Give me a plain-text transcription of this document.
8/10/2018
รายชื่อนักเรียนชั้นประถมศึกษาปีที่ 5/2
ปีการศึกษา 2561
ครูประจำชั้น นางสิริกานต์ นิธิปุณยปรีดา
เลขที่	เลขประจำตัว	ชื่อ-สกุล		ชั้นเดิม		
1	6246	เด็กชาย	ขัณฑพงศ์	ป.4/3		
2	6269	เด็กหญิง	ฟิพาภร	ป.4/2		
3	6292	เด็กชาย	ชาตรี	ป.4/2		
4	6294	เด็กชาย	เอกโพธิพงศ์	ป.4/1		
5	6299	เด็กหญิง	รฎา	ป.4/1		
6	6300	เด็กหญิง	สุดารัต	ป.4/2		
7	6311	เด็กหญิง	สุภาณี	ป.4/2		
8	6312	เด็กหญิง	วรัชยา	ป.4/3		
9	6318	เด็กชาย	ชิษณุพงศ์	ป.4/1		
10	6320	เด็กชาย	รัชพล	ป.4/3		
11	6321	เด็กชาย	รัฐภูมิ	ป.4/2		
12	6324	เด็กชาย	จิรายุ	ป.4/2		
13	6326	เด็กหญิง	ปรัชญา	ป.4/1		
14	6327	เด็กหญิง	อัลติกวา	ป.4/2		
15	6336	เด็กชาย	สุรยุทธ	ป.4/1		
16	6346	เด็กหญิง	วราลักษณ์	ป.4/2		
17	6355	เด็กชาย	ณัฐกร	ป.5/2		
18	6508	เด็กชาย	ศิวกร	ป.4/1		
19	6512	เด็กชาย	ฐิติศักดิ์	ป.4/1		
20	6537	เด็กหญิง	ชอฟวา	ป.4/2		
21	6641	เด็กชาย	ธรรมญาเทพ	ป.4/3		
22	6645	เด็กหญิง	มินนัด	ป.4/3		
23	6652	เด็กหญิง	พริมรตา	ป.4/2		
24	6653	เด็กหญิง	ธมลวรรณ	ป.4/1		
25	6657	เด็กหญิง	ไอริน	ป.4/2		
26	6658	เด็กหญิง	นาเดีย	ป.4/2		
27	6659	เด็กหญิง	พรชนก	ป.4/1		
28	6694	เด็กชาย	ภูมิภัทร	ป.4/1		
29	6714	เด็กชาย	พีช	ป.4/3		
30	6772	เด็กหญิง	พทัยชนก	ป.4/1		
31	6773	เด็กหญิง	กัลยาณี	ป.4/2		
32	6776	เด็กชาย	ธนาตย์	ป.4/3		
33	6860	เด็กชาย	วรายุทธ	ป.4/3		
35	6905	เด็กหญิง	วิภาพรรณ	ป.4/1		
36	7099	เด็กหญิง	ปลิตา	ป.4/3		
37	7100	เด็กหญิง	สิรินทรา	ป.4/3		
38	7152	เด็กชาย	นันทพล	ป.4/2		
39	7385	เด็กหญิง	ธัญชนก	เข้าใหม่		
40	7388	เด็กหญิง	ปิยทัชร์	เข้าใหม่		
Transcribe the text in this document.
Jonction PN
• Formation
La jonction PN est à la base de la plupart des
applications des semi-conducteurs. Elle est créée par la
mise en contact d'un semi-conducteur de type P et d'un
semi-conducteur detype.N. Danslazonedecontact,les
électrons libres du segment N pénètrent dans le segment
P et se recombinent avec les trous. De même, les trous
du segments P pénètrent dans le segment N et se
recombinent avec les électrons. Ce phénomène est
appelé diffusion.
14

::::

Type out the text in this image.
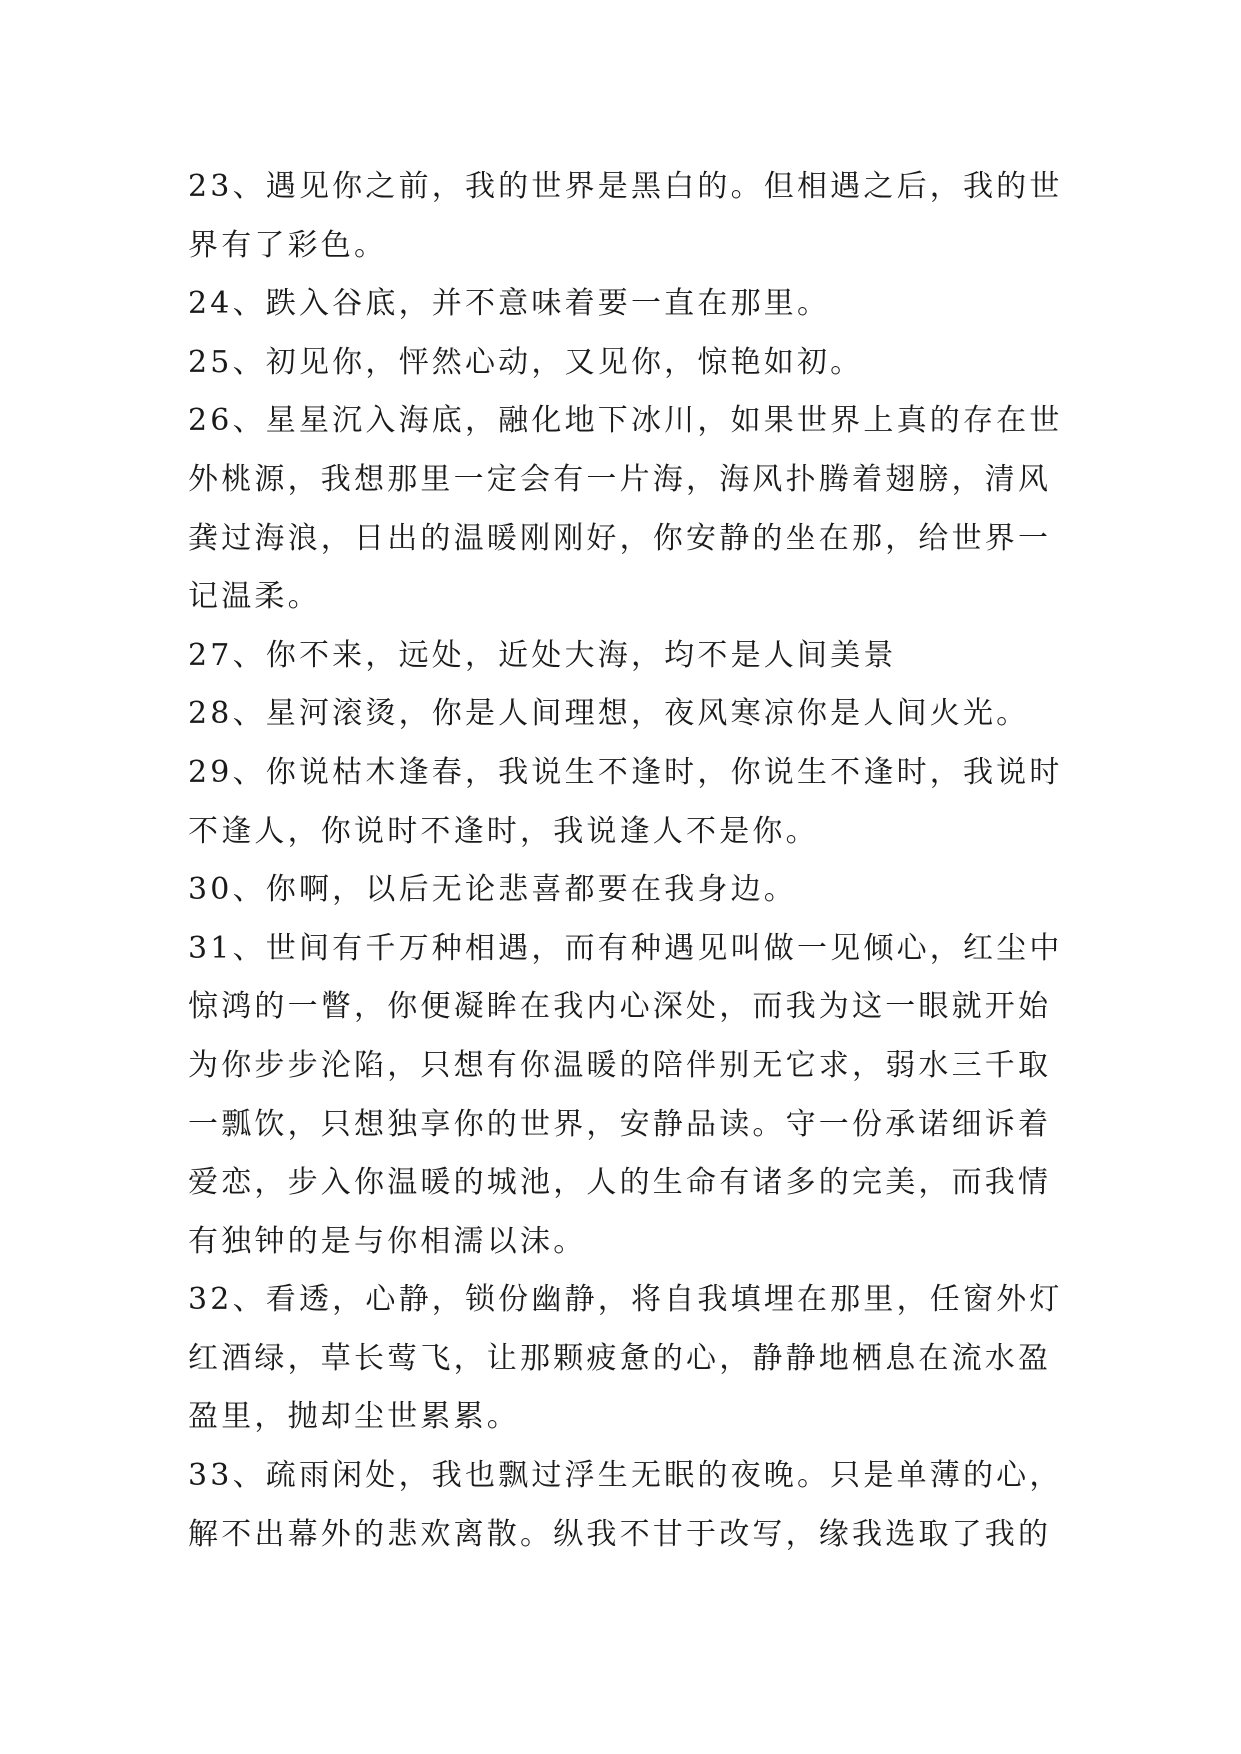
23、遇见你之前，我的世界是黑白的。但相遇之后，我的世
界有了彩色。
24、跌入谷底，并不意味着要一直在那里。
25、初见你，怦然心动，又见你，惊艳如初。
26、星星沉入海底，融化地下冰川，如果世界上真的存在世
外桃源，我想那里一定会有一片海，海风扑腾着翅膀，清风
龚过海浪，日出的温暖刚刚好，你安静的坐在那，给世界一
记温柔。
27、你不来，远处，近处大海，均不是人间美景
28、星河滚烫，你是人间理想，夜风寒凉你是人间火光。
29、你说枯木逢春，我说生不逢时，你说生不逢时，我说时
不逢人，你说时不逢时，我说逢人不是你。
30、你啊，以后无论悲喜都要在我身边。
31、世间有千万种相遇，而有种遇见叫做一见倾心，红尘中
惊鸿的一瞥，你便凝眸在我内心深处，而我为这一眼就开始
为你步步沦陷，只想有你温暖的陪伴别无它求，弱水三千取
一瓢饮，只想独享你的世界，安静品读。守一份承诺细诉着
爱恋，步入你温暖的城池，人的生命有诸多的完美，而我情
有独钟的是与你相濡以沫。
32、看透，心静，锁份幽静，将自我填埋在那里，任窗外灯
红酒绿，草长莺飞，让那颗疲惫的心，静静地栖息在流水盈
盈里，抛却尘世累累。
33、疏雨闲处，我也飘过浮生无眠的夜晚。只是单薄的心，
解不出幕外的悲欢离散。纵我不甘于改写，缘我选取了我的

::::

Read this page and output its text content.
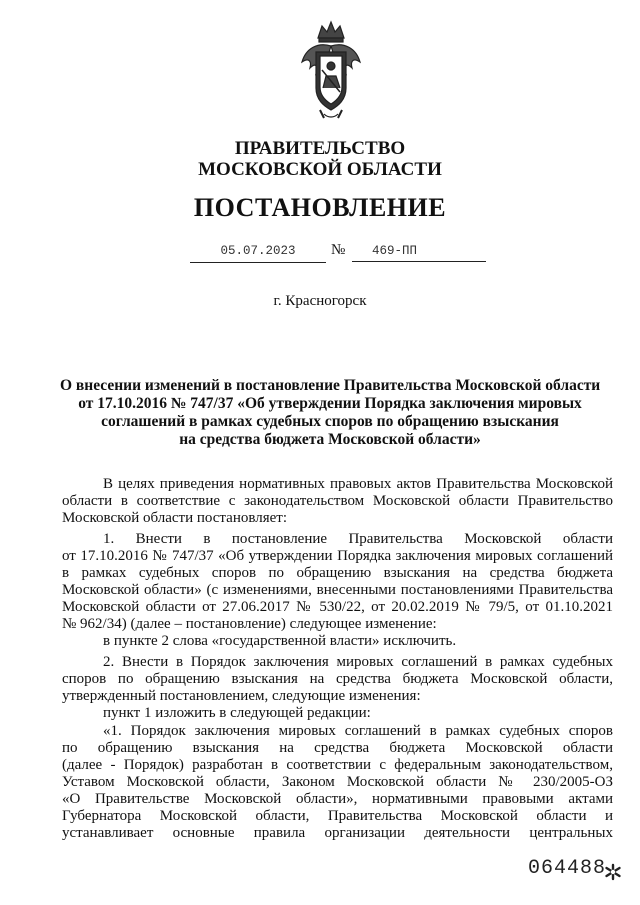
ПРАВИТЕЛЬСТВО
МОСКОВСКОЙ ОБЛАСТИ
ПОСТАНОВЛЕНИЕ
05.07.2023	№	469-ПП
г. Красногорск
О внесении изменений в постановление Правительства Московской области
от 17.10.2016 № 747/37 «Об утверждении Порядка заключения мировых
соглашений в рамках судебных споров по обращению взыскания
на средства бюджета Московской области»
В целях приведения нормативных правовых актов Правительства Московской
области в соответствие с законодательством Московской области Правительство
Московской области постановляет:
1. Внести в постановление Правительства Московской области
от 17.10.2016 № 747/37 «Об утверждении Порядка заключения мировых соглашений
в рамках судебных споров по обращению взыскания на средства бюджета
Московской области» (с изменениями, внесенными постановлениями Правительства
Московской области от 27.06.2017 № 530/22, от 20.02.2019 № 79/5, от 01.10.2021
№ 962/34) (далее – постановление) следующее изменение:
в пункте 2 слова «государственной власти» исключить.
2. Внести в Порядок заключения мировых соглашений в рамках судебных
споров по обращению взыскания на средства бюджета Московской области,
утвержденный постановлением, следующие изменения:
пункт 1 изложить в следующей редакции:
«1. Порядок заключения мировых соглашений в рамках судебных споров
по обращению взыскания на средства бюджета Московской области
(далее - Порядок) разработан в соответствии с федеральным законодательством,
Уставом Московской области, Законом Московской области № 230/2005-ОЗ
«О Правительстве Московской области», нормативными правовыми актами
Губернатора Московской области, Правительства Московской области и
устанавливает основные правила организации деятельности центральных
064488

::::

» **Problem to work on**
Show all lines above holding "Правительства".

» **Task response**
О внесении изменений в постановление Правительства Московской области
В целях приведения нормативных правовых актов Правительства Московской
1. Внести в постановление Правительства Московской области
Московской области» (с изменениями, внесенными постановлениями Правительства
Губернатора Московской области, Правительства Московской области и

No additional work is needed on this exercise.